Ниже представлен полный текст сборника, который сверял с оригиналом. Пунктуацию сохранил. В орфографии минимальные изменения. К сожалению, в последующих изданиях стихотворений сборника эти изменения были довольно заметные. В том числе и потому, что некоторые стихотворения (напр., «Инок») были во многом переработаны.
В Полном собрании сочинений Есенина (1995-2002) стихотворение «Инок» приведено совсем в иных редакциях. В стихотворении «Троица» в последующем утрачены 6 важных строк, которые связывали вместе «Кручину» и «Троицу».
Ряд стихотворений сборника (не только этих двух) в последующем утратил авторские названия (представлены лишь по первой строке). Но и здесь другие редакции привели к смене исходных названий… «Не с бурным ветром тучи тают» — в Полном собрании Есенина в иной редакции: «Не ветры осыпают пущи». Аналогично «Край родной, поля, как святцы» — «Край любимый! Сердцу снятся».
Разница подчас велика. Сопоставьте
Край любимый! Сердцу снятся
Скирды солнца в водах лонных,
и то, как эти первые две строки были в оригинале сборника «Радуница» (1916)…
Край родной, поля, как святцы,
Рощи в венчиках иконных…
«Я странник улогий». Улогий, а не убогий, как было в более поздних редакциях. Это не опечатка. Есенин признавался, что некоторые деревенские слова первого издания пришлось заменить на более понятные и знакомые.
Ниже в оглавлении дано соответствие. Слева — название в оригинале 1916 г., справа — в Полном собрании сочинений.
Степень расхождений в текстах (оригинал и Полное собрание сочинений) помечена звёздочками: одна (*) — небольшие расхождения (в основном пунктуация); две (**) — расхождения в тексте. Отсутствие звёздочек в скобках — совпадение редакций (с точностью до орфографии).
т.1. Стихотворения.
т.2. Стихотворения (Маленькие поэмы).
т.4. Стихотворения, не вошедшие в «Собрание стихотворений».
• Микола ——| Микола (*), т.2.
• Инок ——| Пойду в скуфье смиренным иноком (**), т.1.

* * * * * * * * *

— Задание A —
Перепишите записи от самого их начала до строки с «y-tick-label: 77 bbox=[25, 288, 38, 299]» включительно, заменив «y-tick-label» на «y-label». Остальное не меняйте.

* * * * * * * * *

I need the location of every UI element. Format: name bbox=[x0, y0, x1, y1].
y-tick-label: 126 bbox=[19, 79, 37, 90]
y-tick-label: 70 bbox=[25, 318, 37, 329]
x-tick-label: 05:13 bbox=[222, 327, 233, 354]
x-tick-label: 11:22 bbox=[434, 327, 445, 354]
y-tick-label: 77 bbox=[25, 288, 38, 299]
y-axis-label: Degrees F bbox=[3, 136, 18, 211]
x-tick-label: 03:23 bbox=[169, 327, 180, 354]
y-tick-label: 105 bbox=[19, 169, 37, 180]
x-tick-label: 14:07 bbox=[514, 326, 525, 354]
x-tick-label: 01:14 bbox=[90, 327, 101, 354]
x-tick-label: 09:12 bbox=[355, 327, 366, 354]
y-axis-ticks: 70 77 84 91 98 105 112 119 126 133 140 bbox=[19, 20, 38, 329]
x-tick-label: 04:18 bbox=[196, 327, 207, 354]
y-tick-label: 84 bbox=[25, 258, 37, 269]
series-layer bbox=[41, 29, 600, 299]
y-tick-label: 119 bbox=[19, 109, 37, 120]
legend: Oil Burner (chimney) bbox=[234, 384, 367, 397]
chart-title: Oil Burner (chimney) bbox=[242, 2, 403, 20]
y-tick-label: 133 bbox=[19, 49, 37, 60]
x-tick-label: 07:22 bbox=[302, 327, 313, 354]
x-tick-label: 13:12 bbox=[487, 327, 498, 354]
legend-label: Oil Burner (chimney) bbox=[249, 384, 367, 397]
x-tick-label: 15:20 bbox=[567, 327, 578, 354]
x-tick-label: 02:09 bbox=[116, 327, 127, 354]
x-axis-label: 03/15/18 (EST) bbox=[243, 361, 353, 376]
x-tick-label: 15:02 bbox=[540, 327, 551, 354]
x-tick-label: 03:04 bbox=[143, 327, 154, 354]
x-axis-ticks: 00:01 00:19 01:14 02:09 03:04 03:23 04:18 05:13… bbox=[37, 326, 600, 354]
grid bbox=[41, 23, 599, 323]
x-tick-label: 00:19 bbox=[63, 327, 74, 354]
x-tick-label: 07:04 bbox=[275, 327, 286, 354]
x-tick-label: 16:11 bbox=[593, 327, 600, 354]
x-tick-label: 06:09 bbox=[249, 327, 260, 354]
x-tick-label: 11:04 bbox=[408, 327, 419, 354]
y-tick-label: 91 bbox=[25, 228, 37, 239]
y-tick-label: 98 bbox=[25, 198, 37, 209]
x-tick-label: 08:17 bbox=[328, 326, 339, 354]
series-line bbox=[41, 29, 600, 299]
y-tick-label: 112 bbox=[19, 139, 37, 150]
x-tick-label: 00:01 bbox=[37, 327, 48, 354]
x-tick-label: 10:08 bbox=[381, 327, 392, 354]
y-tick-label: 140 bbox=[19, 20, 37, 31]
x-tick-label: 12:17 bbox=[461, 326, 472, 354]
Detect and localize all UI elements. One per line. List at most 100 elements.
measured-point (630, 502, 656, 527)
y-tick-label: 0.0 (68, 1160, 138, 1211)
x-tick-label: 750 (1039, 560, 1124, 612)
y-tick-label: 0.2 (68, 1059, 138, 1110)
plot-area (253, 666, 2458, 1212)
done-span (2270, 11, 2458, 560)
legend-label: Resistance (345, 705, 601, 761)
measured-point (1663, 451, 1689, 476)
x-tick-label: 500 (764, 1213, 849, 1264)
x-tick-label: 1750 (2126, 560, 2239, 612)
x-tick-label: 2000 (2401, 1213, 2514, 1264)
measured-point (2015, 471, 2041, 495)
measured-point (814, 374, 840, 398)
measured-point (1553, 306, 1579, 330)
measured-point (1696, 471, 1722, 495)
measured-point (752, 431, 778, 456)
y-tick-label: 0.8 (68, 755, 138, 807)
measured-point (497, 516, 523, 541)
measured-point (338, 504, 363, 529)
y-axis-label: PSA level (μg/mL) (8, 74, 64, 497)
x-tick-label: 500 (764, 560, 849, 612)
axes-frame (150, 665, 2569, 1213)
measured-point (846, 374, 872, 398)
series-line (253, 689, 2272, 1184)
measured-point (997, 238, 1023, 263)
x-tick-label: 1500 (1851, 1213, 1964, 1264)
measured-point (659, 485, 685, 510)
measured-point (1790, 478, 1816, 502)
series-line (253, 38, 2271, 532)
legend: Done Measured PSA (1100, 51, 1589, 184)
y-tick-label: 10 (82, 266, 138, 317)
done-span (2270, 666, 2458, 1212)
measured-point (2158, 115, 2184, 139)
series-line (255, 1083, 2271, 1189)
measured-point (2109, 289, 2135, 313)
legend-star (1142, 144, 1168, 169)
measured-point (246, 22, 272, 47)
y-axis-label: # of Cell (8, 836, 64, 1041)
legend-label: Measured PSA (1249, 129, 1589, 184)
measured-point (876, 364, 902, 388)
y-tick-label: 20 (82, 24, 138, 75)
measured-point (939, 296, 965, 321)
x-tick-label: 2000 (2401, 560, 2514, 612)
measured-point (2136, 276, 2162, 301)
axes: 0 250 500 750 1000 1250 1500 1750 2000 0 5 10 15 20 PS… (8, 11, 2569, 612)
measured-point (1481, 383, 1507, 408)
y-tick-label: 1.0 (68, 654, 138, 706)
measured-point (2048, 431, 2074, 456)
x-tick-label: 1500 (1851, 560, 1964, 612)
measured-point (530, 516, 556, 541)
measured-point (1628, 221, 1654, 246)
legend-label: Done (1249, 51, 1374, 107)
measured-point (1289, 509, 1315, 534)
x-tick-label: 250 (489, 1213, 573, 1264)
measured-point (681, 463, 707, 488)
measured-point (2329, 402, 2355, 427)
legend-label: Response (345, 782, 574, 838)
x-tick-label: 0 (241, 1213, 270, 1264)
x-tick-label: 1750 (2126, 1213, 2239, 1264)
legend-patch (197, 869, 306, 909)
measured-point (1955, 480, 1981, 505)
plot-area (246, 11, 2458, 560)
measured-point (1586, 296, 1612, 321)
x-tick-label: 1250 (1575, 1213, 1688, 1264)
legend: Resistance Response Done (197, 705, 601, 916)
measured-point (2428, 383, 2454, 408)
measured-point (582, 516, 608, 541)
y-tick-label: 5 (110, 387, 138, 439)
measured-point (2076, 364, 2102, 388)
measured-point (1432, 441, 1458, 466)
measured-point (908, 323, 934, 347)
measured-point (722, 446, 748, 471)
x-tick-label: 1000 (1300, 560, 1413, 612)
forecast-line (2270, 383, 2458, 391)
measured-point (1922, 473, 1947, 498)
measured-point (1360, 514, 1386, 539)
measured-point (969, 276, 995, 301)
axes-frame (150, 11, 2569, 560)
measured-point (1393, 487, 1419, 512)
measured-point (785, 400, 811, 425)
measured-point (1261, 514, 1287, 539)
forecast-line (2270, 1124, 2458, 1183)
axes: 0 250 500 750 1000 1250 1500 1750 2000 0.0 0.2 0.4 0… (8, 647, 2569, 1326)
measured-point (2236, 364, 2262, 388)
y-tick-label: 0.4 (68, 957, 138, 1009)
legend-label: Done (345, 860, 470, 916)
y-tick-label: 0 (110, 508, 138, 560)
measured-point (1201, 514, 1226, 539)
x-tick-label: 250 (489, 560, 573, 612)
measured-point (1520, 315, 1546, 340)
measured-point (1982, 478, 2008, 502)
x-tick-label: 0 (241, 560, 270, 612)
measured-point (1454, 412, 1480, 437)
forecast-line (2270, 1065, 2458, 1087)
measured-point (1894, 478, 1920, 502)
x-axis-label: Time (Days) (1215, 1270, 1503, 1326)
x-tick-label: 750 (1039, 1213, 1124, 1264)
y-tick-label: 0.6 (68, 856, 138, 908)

* * * * * * * * *

— Задание B —
Допишите следующую часть текста о сборнике Есенина «Радуница» 1916 года.

— Ответ на задание A —
I need the location of every UI element. Format: name bbox=[x0, y0, x1, y1].
y-label: 126 bbox=[19, 79, 37, 90]
y-label: 70 bbox=[25, 318, 37, 329]
x-tick-label: 05:13 bbox=[222, 327, 233, 354]
x-tick-label: 11:22 bbox=[434, 327, 445, 354]
y-label: 77 bbox=[25, 288, 38, 299]

— Ответ на задание B —
• Калики ——| Калики (*), т.1.
• Не с бурным ветром ——| Не ветры осыпают пущи (**), т.1.
• Задымился вечер ——| Задымился вечер, дремлет кот на брусе (), т.1.
• Гой ты, Русь, моя родная ——| Гой ты, Русь, моя родная (*), т.1.
• Богомолки ——| По дороге идут богомолки (), т.1.
• Поминки ——| Поминки (*), т.4.
• Шёл Господь ——| Шёл Господь пытать людей в любови (*), т.1.
• Край родной ——| Край любимый! Сердцу снятся (**), т.1.
• Улогий ——| Я странник убогий (**), т.4.
• В хате ——| В хате (), т.1.
• Выть ——| Чёрная, потом пропахшая выть! (*), т.1.
• Дед ——| Дед (*), т.4.
• Топи да болота ——| Топи да болота (), т.1.
• Белая свитка ——| Белая свитка и алый кушак (**), т.4.
• Матушка в купальницу ——| Матушка в купальницу по лесу ходила (**), т.1.
• Кручина ——| Зашумели над затоном тростники (*), т.1.
• Троица ——| Троицыно утро, утренний канон (**), т.1.
• Заиграй, сыграй тальяночка ——| Заиграй, сыграй, тальяночка, малиновы меха (*), т.1.
• Ты поила коня ——| Подражанье песне (**), т.1.
• Выткался на озере ——| Выткался на озере алый свет зари (**), т.1.
• Туча кружево в роще связала ——| Туча кружево в роще связала (*), т.1.
• Дымом половодье ——| Дымом половодье (), т.1.
• Девичник ——| Девичник (*), т.4.
• Сыплет черёмуха снегом ——| Сыплет черёмуха снегом (), т.1.
• Рекруты ——| По селу тропинкой кривенькой (*), т.1.
• Край ты мой заброшенный ——| Край ты мой заброшенный (), т.1.
• Пастух ——| Я пастух, мои палаты (), т.1.
• Базар ——| На плетнях висят баранки (), т.1.
• Сторона-ль моя, сторонка ——| Сторона ль моя, сторонка (), т.1.
• Вечер ——| На лазоревые ткани (*), т.4.
• Чую радуницу Божью ——| Чую радуницу Божью (*), т.1.
РУСЬ
Великая троица самых почитаемых на Руси, ещё в древлеправославии: Исус, Богородица, Николай Угодник. Именно она во многом заложена в основу ранней духовной лирики Сергея Есенина и в его поэтическое Евангелие — «Радуницу» (1916).
Сергей Есенин в русской поэзии сродни Василию Сурикову в русской живописи: своими сказками и сказаниями, которые многие принимают за утопии и просто маленькие поэмы, он иносказательно раскрывает и воспевает исконные глубины русского народа.
Одна из ранних его маленьких поэм — «Микола» — и вошла в тот первый прижизненный сборник Сергея Есенина (февраль 1916).
Дата создания поэмы «Микола» (1915) проставлена автором. По свидетельству И. В. Евдокимова, в его распоряжении был экземпляр с другой авторской датой написания поэмы: «Август 1914 г.» В наб. экз.— помета: «1913».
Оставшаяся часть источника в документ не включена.